# 32" Silverbacks on a 2013 Renegade 1000...



## muddaddict

I am getting a 2013 Renegade in a few days and am having the dealer install new tires and wheels before I pick it up. I was going to get the 29.5 OL2s but they are on backorder again. I don't feel like waiting another 6 weeks for tires, so I am deciding on going with another tire. I have 30" Backs on my XMR and am not too impressed. I am having a 2" lift put on the renegade, so my question is, should I go with the 32" silverbacks or just wait for the OL2s? If I do go with the 32's, will I need a clutch kit? If so, which kit (spring colors)? Or...should I just go with a 31" outlaw? Will they fit with the lift? Or should I go with another set of 30" backs?


----------



## jrpro130

I barely fit the 29.5 OL2, so I would say the 32 require a lot of cutting. A lift in the rear brings the trailing arm closer to the floorboard...less room for tires.

I would recommend 31's over all the tires, you'll need to trim though!

Thats OL2





I had probs with my belt skipping on the 29.5 ol2's...so not sure about 31's. I have aftermarket clutches now, zero probs.


----------



## muddaddict

Which clutch do you have? Did you get the CVTech or did you just swap the springs? So, 32's are out. I guess Ill have to wait on the 29.5 ol2s. Or, if 32" backs will fit on a rzr s with a 3" lift, Ill swap my ol lady.....

---------- Post added at 02:33 PM ---------- Previous post was at 02:32 PM ----------

Also, JRPRO, what size snorkels do you have? 1.5" or 2"?


----------



## jrpro130

I have 1.5 belt and 2" intake. I recommend performance Atv. You pay for it but super quality stuff!!!

As for clutching I have qsc primary and STM secondary. 

A lot of guys are running and liking the 28 outlaw 2s! Give em a shot! No lift needed. I don't like bracket lifts that much on gades. 

Best tire out still for stock bikes is 29.5 original outlaw! I needed zero clutching for those tires. I love them. I switched because of the "fad".
···
→ Given task A:
Answer these from the Renegade tire thread, one line each:
(i) What size Backs does muddaddict run on the XMR?
(ii) How tall a lift is muddaddict having installed on the Renegade?
(iii) Which primary and secondary clutches does jrpro130 run?
→ Given task B: Resume the Renegade tire thread with the next post, following jrpro130's remark about switching because of the "fad".
···
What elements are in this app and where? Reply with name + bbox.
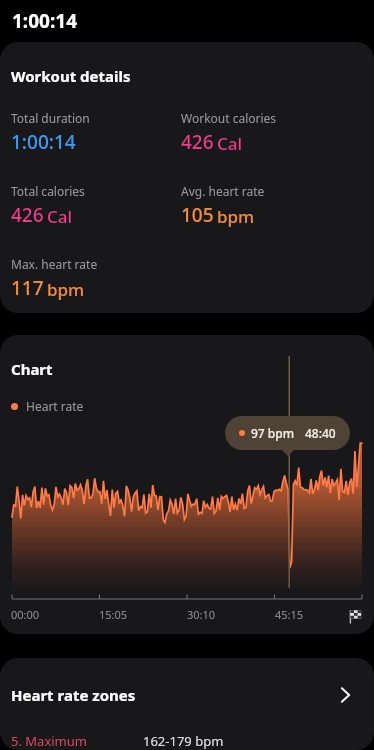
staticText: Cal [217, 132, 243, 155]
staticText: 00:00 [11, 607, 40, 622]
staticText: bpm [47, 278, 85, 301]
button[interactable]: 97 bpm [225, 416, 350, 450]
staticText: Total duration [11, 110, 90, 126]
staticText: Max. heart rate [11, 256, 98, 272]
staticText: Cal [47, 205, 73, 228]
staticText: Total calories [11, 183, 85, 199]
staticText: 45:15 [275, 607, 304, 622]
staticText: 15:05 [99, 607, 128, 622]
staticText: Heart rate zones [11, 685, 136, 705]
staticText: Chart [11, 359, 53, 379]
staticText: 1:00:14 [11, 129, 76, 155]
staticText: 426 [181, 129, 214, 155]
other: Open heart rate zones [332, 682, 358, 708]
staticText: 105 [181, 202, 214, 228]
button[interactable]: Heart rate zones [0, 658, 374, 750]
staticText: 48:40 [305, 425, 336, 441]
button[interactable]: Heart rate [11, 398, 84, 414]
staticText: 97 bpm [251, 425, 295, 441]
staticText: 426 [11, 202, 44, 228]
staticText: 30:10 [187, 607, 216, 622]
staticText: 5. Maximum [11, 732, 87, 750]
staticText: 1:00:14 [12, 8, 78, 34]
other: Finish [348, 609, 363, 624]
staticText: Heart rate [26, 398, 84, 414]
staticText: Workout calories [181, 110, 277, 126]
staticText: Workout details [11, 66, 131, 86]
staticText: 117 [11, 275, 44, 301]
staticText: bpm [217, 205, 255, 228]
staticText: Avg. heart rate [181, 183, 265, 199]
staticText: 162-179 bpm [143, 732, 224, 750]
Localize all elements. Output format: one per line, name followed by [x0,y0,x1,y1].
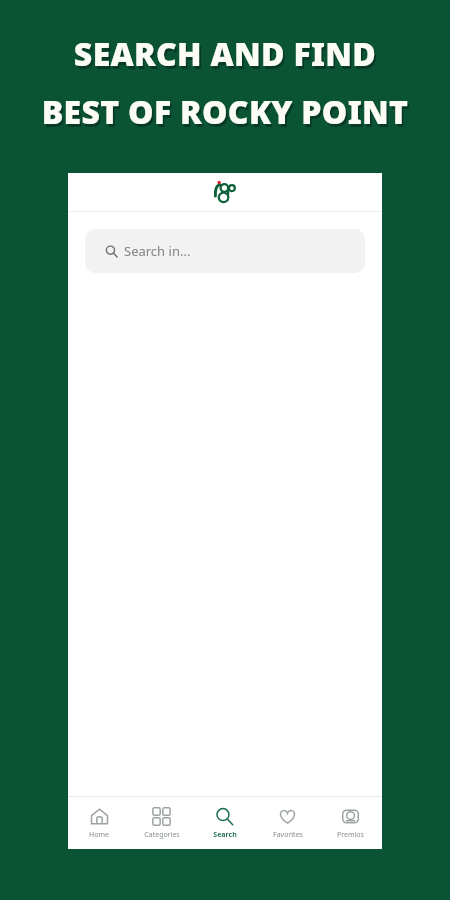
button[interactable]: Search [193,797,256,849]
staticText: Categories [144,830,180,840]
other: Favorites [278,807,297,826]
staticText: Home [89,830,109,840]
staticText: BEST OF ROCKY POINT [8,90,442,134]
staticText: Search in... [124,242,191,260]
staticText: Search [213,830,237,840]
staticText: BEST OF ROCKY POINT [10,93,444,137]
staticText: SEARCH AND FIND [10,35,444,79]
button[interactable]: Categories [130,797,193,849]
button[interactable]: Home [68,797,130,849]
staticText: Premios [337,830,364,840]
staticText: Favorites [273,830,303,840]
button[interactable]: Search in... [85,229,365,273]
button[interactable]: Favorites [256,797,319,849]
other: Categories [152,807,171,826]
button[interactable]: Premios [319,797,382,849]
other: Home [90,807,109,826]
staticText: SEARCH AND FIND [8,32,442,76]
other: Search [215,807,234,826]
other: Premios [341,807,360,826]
···
→ Final result A:
(i) 30" Backs
(ii) A 2" lift
(iii) A QSC primary and an STM secondary

→ Final result B:
----------



## muddaddict

Any suggestions on where the best deal for the clutches are? So, OG 29.5s or 28" outlaw 2s huh...


----------



## filthyredneck

I agree with jrpro. Performance ATV snorks are the way to go if you can afford to spend the extra money for them, they fit nicely and i've had zero issues out mine. Those guys also sell cv tech clutches, im not sure if they can get any other aftermarket ones though. And i too ran OG 29.5s on the stock clutch before switching to 31s and a cv tech, and the 29.5s did just fine, i just prefer the 31s for deep water riding.


----------



## JPs300

31 laws are on back order as well.


----------



## muddaddict

What do you guys think about 30" silverbacks? A skinny / wide combo? I surely wont need a clutch kit right of the bat, seeing how the same tires come on my XMR and the XMR has the same clutch setup as the renegade. Am I right or am I full of ****?



JPs300 said:


> 31 laws are on back order as well.


----------



## jrpro130

I'm against silverbacks, but thats for OUR area...they didn't work very well compared to the law series of tires.

Try to get some 28 OL2's! I keep hearing nothing but great!

The renegade and XMR clutching used to be the same, not sure if it is still, but if you ride deep mud you'll quickly find out the short falls of can am clutching


----------



## JPs300

I believe the 1k's have the same clutching for an outty & gade, not sure what/if changed in the XMR. 

In the 800's, the gades/XMR had lighter weights in the primary but everything else the same. - Not really a good set-up for the XMR, got the shift out r's up as needed for the bigger tires but gave up belt pinch to do so.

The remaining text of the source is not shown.